* _EXERCISE DESCRIPTION_:
Make an exact copy of the records, with the pictures left out.

——

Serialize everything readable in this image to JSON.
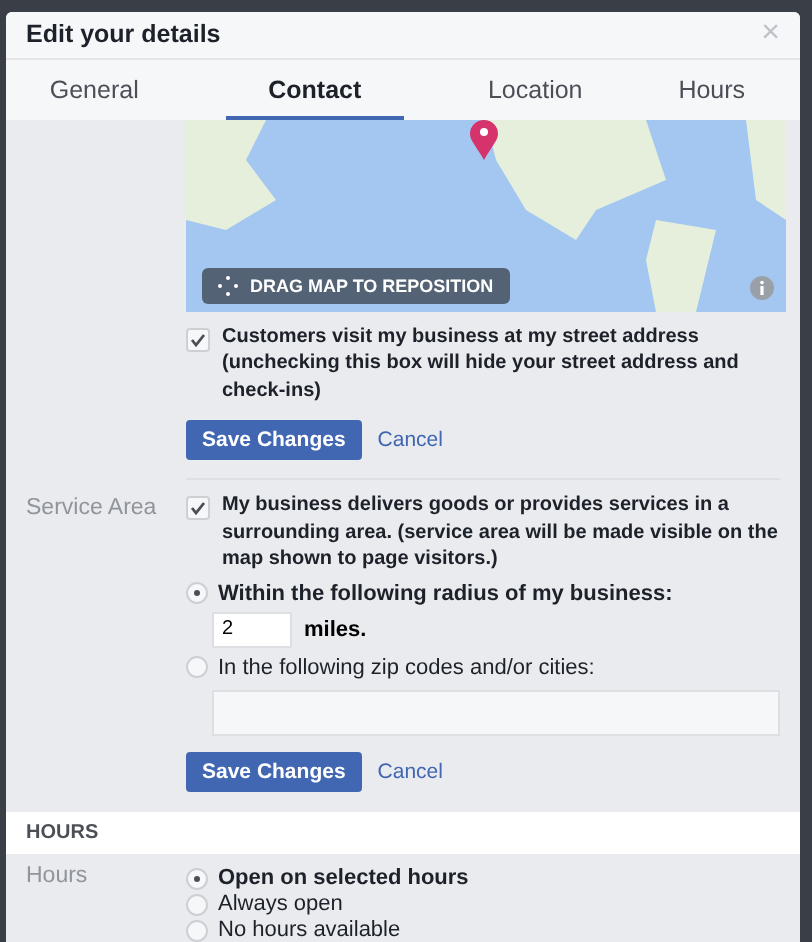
{
  "dialog": {
    "title": "Edit your details",
    "close": "×"
  },
  "tabs": [
    {
      "label": "General",
      "selected": false
    },
    {
      "label": "Contact",
      "selected": true
    },
    {
      "label": "Location",
      "selected": false
    },
    {
      "label": "Hours",
      "selected": false
    }
  ],
  "map": {
    "drag_label": "DRAG MAP TO REPOSITION"
  },
  "address_section": {
    "checkbox": {
      "label": "Customers visit my business at my street address (unchecking this box will hide your street address and check-ins)",
      "checked": true
    },
    "save": "Save Changes",
    "cancel": "Cancel"
  },
  "service_area": {
    "label": "Service Area",
    "checkbox": {
      "label": "My business delivers goods or provides services in a surrounding area. (service area will be made visible on the map shown to page visitors.)",
      "checked": true
    },
    "options": [
      {
        "kind": "radius",
        "label": "Within the following radius of my business:",
        "selected": true,
        "value": "2",
        "unit": "miles."
      },
      {
        "kind": "cities",
        "label": "In the following zip codes and/or cities:",
        "selected": false
      }
    ],
    "save": "Save Changes",
    "cancel": "Cancel"
  },
  "hours_section": {
    "heading": "HOURS",
    "label": "Hours",
    "options": [
      {
        "label": "Open on selected hours",
        "selected": true
      },
      {
        "label": "Always open",
        "selected": false
      },
      {
        "label": "No hours available",
        "selected": false
      }
    ]
  }
}
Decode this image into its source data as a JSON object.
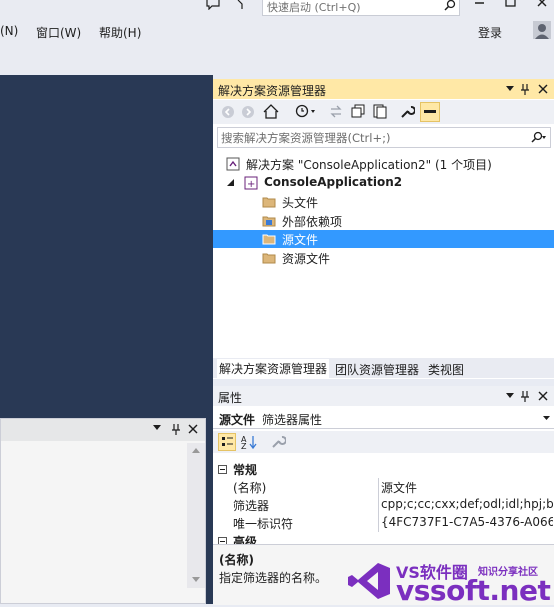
{
  "titlebar": {
    "quick_launch_placeholder": "快速启动 (Ctrl+Q)"
  },
  "menu": {
    "items": [
      "(N)",
      "窗口(W)",
      "帮助(H)"
    ],
    "login": "登录"
  },
  "solution_explorer": {
    "title": "解决方案资源管理器",
    "search_placeholder": "搜索解决方案资源管理器(Ctrl+;)",
    "tree": [
      "解决方案 \"ConsoleApplication2\" (1 个项目)",
      "ConsoleApplication2",
      "头文件",
      "外部依赖项",
      "源文件",
      "资源文件"
    ],
    "tabs": [
      "解决方案资源管理器",
      "团队资源管理器",
      "类视图"
    ]
  },
  "properties": {
    "title": "属性",
    "object_name": "源文件",
    "object_type": "筛选器属性",
    "category_general": "常规",
    "category_advanced": "高级",
    "rows": [
      {
        "name": "(名称)",
        "value": "源文件"
      },
      {
        "name": "筛选器",
        "value": "cpp;c;cc;cxx;def;odl;idl;hpj;bat"
      },
      {
        "name": "唯一标识符",
        "value": "{4FC737F1-C7A5-4376-A066"
      }
    ],
    "desc_title": "(名称)",
    "desc_text": "指定筛选器的名称。"
  },
  "watermark": {
    "line1": "VS软件圈",
    "line1_sub": "知识分享社区",
    "line2": "vssoft.net"
  },
  "colors": {
    "accent_yellow": "#ffe8a6",
    "selection": "#3399ff",
    "editor_bg": "#293955",
    "watermark_purple": "#7b2fbf"
  }
}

——

* _RESULT OF THIS EXERCISE_:
Serialize everything readable in this image to JSON.
{
  "dialog": {
    "title": "Edit your details",
    "close": "×"
  },
  "tabs": [
    {
      "label": "General",
      "selected": false
    },
    {
      "label": "Contact",
      "selected": true
    },
    {
      "label": "Location",
      "selected": false
    },
    {
      "label": "Hours",
      "selected": false
    }
  ],
  "map": {
    "drag_label": "DRAG MAP TO REPOSITION"
  },
  "address_section": {
    "checkbox": {
      "label": "Customers visit my business at my street address (unchecking this box will hide your street address and check-ins)",
      "checked": true
    },
    "save": "Save Changes",
    "cancel": "Cancel"
  },
  "service_area": {
    "label": "Service Area",
    "checkbox": {
      "label": "My business delivers goods or provides services in a surrounding area. (service area will be made visible on the map shown to page visitors.)",
      "checked": true
    },
    "options": [
      {
        "kind": "radius",
        "label": "Within the following radius of my business:",
        "selected": true,
        "value": "2",
        "unit": "miles."
      },
      {
        "kind": "cities",
        "label": "In the following zip codes and/or cities:",
        "selected": false
      }
    ],
    "save": "Save Changes",
    "cancel": "Cancel"
  },
  "hours_section": {
    "heading": "HOURS",
    "label": "Hours",
    "options": [
      {
        "label": "Open on selected hours",
        "selected": true
      },
      {
        "label": "Always open",
        "selected": false
      },
      {
        "label": "No hours available",
        "selected": false
      }
    ]
  }
}
Decode this image into its source data as a JSON object.
{
  "titlebar": {
    "quick_launch_placeholder": "快速启动 (Ctrl+Q)"
  },
  "menu": {
    "items": [
      "(N)",
      "窗口(W)",
      "帮助(H)"
    ],
    "login": "登录"
  },
  "solution_explorer": {
    "title": "解决方案资源管理器",
    "search_placeholder": "搜索解决方案资源管理器(Ctrl+;)",
    "tree": [
      "解决方案 \"ConsoleApplication2\" (1 个项目)",
      "ConsoleApplication2",
      "头文件",
      "外部依赖项",
      "源文件",
      "资源文件"
    ],
    "tabs": [
      "解决方案资源管理器",
      "团队资源管理器",
      "类视图"
    ]
  },
  "properties": {
    "title": "属性",
    "object_name": "源文件",
    "object_type": "筛选器属性",
    "category_general": "常规",
    "category_advanced": "高级",
    "rows": [
      {
        "name": "(名称)",
        "value": "源文件"
      },
      {
        "name": "筛选器",
        "value": "cpp;c;cc;cxx;def;odl;idl;hpj;bat"
      },
      {
        "name": "唯一标识符",
        "value": "{4FC737F1-C7A5-4376-A066"
      }
    ],
    "desc_title": "(名称)",
    "desc_text": "指定筛选器的名称。"
  },
  "watermark": {
    "line1": "VS软件圈",
    "line1_sub": "知识分享社区",
    "line2": "vssoft.net"
  },
  "colors": {
    "accent_yellow": "#ffe8a6",
    "selection": "#3399ff",
    "editor_bg": "#293955",
    "watermark_purple": "#7b2fbf"
  }
}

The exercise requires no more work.